- EXTRACT
-- Opening Marker --
Manufacturer fined $400,000 after workplace death

A Wodonga steel fabrication workshop has been convicted and fined $400,000 after a worker died when he was crushed between two staircases.
News article published

Tuesday 10 Dec 2019

Industries and topics
  • Construction
  • Manufacturing
  • Foundry and metal fabrication

SJ & TA Structural Pty Ltd pleaded guilty in the Wodonga County Court on Friday to one charge of failing to provide a workplace that was safe and without risks to health and safety.

The court heard that in August 2016 the company used scrap wood to separate stacked, 10-metre long steel staircases that weighed between 3.2 and 3.6 tonnes.

The 33-year-old victim was detaching crane hooks between staircases when the timber separating them broke, causing the metal structures to slide sideways and collapse on top of him.

The court heard that to ensure the safety of its employees it had been reasonably practicable for SJ & TA Structural to use wooden sleepers, rather than scrap wood, or to not stack the staircases at all.

WorkSafe Executive Director of Health and Safety Julie Nielsen said there was no excuse for failing to properly assess the risks that stacking large, awkward objects pose to workers.

"This tragic incident could have been prevented had a safe system of work been used to prevent the staircases toppling," Ms Nielsen said.

"Using poor quality scrap wood to separate steel items weighing as much as 3.6 tonnes is simply unacceptable.

"WorkSafe will not hesitate to prosecute employers who expose their workers the risk of death or serious injury by not taking workplace health and safety issues seriously."
-- Closing Marker --
- RECORD EXCERPTS
-- Opening Marker --
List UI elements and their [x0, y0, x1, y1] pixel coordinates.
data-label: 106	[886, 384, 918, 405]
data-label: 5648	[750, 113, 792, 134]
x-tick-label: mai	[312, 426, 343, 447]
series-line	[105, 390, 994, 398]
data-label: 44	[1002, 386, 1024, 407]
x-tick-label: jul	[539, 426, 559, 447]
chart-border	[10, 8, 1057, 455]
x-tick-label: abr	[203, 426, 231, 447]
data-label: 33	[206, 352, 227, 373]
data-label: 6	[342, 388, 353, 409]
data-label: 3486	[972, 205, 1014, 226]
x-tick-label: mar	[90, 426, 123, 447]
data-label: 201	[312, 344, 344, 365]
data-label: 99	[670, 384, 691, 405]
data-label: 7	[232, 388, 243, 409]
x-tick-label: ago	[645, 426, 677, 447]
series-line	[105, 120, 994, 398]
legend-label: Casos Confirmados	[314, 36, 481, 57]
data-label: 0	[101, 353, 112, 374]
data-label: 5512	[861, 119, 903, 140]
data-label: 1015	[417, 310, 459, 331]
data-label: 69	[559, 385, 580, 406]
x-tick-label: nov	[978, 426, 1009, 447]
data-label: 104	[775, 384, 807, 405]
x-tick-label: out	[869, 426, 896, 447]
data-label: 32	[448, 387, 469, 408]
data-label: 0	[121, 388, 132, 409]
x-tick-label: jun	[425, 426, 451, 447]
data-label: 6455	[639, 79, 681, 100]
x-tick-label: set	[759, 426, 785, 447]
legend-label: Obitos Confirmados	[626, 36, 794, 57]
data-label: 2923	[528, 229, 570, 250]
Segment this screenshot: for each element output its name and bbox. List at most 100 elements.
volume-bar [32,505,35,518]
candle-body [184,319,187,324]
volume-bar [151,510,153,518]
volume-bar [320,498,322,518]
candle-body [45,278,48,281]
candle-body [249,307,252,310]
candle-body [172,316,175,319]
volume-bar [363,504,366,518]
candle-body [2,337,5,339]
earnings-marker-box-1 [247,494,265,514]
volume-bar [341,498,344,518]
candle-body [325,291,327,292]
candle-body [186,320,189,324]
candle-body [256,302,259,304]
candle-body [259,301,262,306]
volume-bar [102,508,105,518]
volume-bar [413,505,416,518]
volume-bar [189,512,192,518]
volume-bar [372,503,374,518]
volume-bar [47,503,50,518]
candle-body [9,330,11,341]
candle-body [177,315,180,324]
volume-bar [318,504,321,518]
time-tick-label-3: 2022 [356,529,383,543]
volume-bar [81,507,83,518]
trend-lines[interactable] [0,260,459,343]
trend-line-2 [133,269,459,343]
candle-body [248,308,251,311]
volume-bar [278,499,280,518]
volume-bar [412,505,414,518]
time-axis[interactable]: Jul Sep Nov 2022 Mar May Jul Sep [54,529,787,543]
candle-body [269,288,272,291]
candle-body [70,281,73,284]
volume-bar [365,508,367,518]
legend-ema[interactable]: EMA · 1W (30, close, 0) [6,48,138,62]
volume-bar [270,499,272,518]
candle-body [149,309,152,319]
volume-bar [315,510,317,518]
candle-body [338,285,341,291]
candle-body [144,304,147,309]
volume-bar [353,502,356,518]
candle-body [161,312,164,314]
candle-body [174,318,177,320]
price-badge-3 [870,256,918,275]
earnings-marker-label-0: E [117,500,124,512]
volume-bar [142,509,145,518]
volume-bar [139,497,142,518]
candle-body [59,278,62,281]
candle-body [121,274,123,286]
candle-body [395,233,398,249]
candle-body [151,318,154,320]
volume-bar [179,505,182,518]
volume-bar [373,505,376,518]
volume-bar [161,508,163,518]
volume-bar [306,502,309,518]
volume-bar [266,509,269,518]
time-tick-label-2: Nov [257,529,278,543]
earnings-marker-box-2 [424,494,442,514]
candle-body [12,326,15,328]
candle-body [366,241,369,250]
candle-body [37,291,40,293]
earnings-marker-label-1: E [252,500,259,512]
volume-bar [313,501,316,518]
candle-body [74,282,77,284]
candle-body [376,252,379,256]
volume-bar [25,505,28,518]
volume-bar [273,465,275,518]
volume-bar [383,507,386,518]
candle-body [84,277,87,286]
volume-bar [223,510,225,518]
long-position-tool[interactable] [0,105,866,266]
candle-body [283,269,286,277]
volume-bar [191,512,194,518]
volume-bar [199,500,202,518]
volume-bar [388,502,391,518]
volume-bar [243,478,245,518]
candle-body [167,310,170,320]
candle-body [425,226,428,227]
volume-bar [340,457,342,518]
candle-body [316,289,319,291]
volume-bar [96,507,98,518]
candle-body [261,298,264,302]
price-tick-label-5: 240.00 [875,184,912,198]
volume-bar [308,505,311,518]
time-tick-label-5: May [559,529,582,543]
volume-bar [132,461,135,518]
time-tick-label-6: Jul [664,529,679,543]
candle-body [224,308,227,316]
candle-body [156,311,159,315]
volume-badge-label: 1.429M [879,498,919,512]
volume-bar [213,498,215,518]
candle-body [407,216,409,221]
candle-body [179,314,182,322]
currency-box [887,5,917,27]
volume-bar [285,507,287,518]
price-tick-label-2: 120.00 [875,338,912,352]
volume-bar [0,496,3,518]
-- Closing Marker --
- REQUIRED ACTION
Rewrite everything in the article from "The court heard that to" down to "staircases at all.", replacing "wooden sleepers" with "timber bearers".

- FINISHED EXERCISE
The court heard that to ensure the safety of its employees it had been reasonably practicable for SJ & TA Structural to use timber bearers, rather than scrap wood, or to not stack the staircases at all.